Give the material again in full, matching it exactly.

* _Data_

--- Begin ---

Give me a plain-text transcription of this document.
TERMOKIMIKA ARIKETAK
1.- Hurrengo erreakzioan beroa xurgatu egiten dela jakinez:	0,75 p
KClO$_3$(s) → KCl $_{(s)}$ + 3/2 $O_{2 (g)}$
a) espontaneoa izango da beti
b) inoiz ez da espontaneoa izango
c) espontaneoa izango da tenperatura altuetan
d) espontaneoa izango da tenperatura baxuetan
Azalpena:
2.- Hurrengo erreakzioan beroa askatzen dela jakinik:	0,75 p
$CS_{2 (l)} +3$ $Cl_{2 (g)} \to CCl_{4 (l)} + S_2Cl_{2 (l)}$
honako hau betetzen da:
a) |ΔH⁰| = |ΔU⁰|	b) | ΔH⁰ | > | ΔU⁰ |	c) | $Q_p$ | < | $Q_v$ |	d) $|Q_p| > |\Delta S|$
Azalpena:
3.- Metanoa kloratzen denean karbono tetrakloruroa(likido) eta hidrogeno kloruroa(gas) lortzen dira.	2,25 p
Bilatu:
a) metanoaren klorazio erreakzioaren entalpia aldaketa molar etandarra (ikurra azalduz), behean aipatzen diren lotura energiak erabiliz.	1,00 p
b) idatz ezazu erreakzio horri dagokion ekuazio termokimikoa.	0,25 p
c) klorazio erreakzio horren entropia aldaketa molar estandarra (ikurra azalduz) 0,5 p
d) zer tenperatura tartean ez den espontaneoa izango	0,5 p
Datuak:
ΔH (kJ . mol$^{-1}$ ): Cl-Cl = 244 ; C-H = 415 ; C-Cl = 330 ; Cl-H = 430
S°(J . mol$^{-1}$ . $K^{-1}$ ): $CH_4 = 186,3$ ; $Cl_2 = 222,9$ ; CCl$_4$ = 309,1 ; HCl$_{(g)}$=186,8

--- End ---

* _Solution to the problem_
Give me a plain-text transcription of this document.
TERMOKIMIKA ARIKETAK
1.- Hurrengo erreakzioan beroa xurgatu egiten dela jakinez:	0,75 p
KClO$_3$(s) → KCl $_{(s)}$ + 3/2 $O_{2 (g)}$
a) espontaneoa izango da beti
b) inoiz ez da espontaneoa izango
c) espontaneoa izango da tenperatura altuetan
d) espontaneoa izango da tenperatura baxuetan
Azalpena:
2.- Hurrengo erreakzioan beroa askatzen dela jakinik:	0,75 p
$CS_{2 (l)} +3$ $Cl_{2 (g)} \to CCl_{4 (l)} + S_2Cl_{2 (l)}$
honako hau betetzen da:
a) |ΔH⁰| = |ΔU⁰|	b) | ΔH⁰ | > | ΔU⁰ |	c) | $Q_p$ | < | $Q_v$ |	d) $|Q_p| > |\Delta S|$
Azalpena:
3.- Metanoa kloratzen denean karbono tetrakloruroa(likido) eta hidrogeno kloruroa(gas) lortzen dira.	2,25 p
Bilatu:
a) metanoaren klorazio erreakzioaren entalpia aldaketa molar etandarra (ikurra azalduz), behean aipatzen diren lotura energiak erabiliz.	1,00 p
b) idatz ezazu erreakzio horri dagokion ekuazio termokimikoa.	0,25 p
c) klorazio erreakzio horren entropia aldaketa molar estandarra (ikurra azalduz) 0,5 p
d) zer tenperatura tartean ez den espontaneoa izango	0,5 p
Datuak:
ΔH (kJ . mol$^{-1}$ ): Cl-Cl = 244 ; C-H = 415 ; C-Cl = 330 ; Cl-H = 430
S°(J . mol$^{-1}$ . $K^{-1}$ ): $CH_4 = 186,3$ ; $Cl_2 = 222,9$ ; CCl$_4$ = 309,1 ; HCl$_{(g)}$=186,8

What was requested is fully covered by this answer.